** Stored data **
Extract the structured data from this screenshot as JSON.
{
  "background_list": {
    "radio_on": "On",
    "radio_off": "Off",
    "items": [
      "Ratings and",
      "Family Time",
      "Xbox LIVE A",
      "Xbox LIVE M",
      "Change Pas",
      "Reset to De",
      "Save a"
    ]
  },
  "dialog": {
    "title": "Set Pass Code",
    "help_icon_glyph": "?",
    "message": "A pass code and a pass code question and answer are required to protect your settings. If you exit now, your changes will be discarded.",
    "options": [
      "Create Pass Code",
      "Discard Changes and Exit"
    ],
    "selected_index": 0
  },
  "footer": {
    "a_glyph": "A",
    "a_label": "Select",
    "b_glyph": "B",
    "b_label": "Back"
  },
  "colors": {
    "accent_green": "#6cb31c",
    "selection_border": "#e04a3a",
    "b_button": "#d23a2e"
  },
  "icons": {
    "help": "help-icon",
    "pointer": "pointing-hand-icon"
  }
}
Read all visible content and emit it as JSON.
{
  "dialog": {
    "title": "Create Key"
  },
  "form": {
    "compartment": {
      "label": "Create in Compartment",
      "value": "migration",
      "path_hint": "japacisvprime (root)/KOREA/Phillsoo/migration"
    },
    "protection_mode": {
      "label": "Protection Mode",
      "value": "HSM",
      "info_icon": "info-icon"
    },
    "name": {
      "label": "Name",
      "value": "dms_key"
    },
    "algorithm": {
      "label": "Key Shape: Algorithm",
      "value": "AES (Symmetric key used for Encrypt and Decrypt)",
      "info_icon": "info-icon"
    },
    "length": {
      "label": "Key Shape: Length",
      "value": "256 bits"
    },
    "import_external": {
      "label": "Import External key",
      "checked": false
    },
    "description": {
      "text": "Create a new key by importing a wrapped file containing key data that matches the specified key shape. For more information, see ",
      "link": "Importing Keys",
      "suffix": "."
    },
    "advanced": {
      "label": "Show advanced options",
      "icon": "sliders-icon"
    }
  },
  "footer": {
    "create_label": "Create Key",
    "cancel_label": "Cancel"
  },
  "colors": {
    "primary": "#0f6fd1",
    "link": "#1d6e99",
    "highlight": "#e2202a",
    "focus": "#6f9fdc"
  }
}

** Written instruction **
Starting at the line that contains "Read all visible content and emit it as JSON.", copy each line exactly through the end of the listing above. Include that first line and the last one, and add nothing.

** Completed task **
Read all visible content and emit it as JSON.
{
  "dialog": {
    "title": "Create Key"
  },
  "form": {
    "compartment": {
      "label": "Create in Compartment",
      "value": "migration",
      "path_hint": "japacisvprime (root)/KOREA/Phillsoo/migration"
    },
    "protection_mode": {
      "label": "Protection Mode",
      "value": "HSM",
      "info_icon": "info-icon"
    },
    "name": {
      "label": "Name",
      "value": "dms_key"
    },
    "algorithm": {
      "label": "Key Shape: Algorithm",
      "value": "AES (Symmetric key used for Encrypt and Decrypt)",
      "info_icon": "info-icon"
    },
    "length": {
      "label": "Key Shape: Length",
      "value": "256 bits"
    },
    "import_external": {
      "label": "Import External key",
      "checked": false
    },
    "description": {
      "text": "Create a new key by importing a wrapped file containing key data that matches the specified key shape. For more information, see ",
      "link": "Importing Keys",
      "suffix": "."
    },
    "advanced": {
      "label": "Show advanced options",
      "icon": "sliders-icon"
    }
  },
  "footer": {
    "create_label": "Create Key",
    "cancel_label": "Cancel"
  },
  "colors": {
    "primary": "#0f6fd1",
    "link": "#1d6e99",
    "highlight": "#e2202a",
    "focus": "#6f9fdc"
  }
}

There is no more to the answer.